* What this task involves: Extract each line where the string "credit" shows up.

* Material provided:
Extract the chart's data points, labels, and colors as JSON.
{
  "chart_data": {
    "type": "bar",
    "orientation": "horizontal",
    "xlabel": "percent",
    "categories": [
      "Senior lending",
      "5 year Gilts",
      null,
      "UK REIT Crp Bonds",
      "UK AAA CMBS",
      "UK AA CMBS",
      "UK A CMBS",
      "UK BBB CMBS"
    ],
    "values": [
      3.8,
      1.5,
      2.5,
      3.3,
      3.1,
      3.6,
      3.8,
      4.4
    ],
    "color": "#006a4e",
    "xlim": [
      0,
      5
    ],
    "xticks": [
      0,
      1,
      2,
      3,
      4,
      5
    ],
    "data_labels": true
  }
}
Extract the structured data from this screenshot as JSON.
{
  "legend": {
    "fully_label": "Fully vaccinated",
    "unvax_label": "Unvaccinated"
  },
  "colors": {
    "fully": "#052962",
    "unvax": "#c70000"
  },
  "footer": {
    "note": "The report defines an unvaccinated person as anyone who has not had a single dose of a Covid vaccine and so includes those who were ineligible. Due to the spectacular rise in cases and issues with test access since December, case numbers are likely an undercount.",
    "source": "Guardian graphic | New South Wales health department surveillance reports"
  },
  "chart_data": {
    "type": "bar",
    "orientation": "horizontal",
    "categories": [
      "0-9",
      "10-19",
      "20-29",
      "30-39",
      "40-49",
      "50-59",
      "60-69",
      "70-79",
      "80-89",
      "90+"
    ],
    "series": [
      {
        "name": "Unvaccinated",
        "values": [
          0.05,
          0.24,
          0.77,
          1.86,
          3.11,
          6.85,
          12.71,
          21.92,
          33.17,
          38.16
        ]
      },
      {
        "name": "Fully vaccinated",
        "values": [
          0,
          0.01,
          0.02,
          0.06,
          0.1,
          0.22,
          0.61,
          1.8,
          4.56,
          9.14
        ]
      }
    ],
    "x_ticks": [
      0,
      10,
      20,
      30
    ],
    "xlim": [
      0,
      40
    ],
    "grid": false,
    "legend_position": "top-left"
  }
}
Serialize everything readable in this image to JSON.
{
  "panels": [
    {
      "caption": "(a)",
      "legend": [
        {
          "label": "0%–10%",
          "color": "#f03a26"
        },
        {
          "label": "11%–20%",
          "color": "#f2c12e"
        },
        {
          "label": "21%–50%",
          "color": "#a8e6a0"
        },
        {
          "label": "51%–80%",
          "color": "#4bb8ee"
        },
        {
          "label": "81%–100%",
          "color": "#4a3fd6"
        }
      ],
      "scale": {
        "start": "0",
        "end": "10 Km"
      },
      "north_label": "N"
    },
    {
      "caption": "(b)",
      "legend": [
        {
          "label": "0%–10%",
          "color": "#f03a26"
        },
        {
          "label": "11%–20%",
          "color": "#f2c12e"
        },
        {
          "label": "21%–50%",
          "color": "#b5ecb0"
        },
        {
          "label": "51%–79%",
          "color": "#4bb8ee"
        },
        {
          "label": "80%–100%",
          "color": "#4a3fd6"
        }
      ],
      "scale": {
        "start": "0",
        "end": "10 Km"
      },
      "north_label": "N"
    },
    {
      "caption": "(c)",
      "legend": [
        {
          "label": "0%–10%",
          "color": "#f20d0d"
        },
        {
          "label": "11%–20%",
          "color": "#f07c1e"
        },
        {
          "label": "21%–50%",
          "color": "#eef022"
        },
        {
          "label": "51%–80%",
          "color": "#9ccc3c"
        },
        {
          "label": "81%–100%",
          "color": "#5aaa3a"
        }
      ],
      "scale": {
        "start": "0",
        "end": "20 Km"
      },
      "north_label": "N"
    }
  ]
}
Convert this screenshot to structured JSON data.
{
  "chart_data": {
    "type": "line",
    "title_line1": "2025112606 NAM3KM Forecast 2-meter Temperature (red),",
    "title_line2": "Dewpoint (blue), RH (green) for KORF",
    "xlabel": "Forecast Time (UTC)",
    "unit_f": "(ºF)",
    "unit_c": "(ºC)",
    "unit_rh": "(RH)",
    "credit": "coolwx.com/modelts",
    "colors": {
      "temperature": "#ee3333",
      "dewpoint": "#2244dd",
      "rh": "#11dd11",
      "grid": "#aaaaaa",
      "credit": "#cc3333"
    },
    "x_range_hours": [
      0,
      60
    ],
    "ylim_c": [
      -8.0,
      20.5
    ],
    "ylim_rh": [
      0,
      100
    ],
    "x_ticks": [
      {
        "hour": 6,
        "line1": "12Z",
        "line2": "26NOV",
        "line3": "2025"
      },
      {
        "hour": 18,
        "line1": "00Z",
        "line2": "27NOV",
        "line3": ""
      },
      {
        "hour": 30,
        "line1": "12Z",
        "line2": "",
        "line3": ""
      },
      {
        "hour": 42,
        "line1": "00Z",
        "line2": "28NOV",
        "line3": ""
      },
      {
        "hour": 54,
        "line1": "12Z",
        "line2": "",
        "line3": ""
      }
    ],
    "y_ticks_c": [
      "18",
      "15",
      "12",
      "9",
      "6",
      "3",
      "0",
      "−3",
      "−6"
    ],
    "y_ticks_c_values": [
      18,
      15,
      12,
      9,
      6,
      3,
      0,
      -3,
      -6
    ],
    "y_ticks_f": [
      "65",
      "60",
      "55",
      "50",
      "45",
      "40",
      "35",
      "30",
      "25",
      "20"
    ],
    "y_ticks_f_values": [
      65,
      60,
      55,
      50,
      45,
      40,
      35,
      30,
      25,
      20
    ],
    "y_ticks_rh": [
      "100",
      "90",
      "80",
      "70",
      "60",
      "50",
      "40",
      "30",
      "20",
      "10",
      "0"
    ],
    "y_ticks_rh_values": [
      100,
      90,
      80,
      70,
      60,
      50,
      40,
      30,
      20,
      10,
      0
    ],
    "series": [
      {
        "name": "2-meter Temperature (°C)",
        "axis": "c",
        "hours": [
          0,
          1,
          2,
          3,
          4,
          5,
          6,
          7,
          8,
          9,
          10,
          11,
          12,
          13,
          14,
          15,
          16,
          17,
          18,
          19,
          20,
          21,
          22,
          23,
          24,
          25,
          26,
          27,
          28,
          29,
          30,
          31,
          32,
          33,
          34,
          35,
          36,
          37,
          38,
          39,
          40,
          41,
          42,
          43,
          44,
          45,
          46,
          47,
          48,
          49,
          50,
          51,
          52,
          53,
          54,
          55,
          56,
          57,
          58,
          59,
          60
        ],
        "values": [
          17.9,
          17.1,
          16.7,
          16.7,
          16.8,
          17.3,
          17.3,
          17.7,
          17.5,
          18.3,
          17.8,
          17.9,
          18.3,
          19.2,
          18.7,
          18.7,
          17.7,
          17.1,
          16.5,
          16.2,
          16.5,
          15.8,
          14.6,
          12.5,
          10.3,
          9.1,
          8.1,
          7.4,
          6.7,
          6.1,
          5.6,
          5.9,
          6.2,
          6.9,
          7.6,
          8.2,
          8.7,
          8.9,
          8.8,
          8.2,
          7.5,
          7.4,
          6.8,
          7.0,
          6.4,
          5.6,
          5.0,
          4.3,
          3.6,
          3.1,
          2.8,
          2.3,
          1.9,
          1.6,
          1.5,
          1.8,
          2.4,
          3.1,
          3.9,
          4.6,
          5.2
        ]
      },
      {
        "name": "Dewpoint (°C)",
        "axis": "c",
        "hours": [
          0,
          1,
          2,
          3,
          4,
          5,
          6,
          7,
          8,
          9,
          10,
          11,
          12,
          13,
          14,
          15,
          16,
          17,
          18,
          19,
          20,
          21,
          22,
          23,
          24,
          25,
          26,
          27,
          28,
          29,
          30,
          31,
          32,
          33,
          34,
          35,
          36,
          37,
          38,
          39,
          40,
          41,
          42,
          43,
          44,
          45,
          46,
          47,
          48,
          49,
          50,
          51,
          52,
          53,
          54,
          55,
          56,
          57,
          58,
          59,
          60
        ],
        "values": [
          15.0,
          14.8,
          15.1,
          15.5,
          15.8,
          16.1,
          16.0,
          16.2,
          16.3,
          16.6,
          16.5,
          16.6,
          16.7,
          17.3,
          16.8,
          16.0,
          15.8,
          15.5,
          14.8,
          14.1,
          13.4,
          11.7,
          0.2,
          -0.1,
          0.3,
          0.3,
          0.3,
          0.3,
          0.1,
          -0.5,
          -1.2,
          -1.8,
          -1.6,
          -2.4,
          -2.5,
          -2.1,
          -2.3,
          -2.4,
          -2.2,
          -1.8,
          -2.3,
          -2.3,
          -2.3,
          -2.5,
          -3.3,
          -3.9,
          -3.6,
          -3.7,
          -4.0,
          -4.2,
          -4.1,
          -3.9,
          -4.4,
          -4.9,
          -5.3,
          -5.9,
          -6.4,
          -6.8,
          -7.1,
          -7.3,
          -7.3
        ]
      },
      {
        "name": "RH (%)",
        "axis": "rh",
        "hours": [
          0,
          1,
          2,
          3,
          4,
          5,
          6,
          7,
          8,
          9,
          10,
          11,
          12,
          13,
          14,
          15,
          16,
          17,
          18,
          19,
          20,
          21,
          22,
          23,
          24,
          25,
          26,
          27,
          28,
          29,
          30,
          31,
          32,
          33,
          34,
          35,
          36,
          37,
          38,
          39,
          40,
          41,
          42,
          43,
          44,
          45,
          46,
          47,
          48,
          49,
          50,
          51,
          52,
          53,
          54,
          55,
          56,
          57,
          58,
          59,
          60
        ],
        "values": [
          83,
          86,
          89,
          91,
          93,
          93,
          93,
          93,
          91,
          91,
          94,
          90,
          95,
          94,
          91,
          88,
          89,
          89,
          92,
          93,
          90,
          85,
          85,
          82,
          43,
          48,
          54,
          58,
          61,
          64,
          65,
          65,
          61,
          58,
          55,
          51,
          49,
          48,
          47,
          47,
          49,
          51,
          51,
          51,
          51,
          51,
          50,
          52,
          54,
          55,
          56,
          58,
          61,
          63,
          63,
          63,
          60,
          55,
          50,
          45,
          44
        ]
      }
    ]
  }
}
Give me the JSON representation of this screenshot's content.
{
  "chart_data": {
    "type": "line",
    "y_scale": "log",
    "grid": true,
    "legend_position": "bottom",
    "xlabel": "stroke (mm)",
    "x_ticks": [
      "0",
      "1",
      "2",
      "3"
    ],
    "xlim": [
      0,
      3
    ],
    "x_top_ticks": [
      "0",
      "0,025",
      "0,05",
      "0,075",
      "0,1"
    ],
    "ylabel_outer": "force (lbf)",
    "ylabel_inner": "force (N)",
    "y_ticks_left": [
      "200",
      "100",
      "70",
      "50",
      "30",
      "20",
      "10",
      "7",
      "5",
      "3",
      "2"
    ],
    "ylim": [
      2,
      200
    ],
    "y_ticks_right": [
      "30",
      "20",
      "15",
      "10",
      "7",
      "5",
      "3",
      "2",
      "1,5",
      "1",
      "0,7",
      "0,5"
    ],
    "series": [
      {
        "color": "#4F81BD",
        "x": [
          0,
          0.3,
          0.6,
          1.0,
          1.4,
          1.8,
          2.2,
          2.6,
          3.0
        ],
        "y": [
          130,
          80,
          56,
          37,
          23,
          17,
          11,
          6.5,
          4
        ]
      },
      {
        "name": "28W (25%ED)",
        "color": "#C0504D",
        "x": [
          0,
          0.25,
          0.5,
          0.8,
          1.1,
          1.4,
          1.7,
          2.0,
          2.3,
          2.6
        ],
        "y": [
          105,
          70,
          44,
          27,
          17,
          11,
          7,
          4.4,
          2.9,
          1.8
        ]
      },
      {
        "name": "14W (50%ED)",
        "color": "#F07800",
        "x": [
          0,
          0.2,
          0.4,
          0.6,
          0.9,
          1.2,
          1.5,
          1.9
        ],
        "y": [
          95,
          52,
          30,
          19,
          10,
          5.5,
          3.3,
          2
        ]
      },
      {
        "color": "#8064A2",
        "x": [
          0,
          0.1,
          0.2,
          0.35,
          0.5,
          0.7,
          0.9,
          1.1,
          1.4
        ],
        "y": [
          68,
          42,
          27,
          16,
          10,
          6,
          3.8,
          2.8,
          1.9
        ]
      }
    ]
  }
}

* Solution to the exercise:
    "credit": "coolwx.com/modelts",
      "credit": "#cc3333"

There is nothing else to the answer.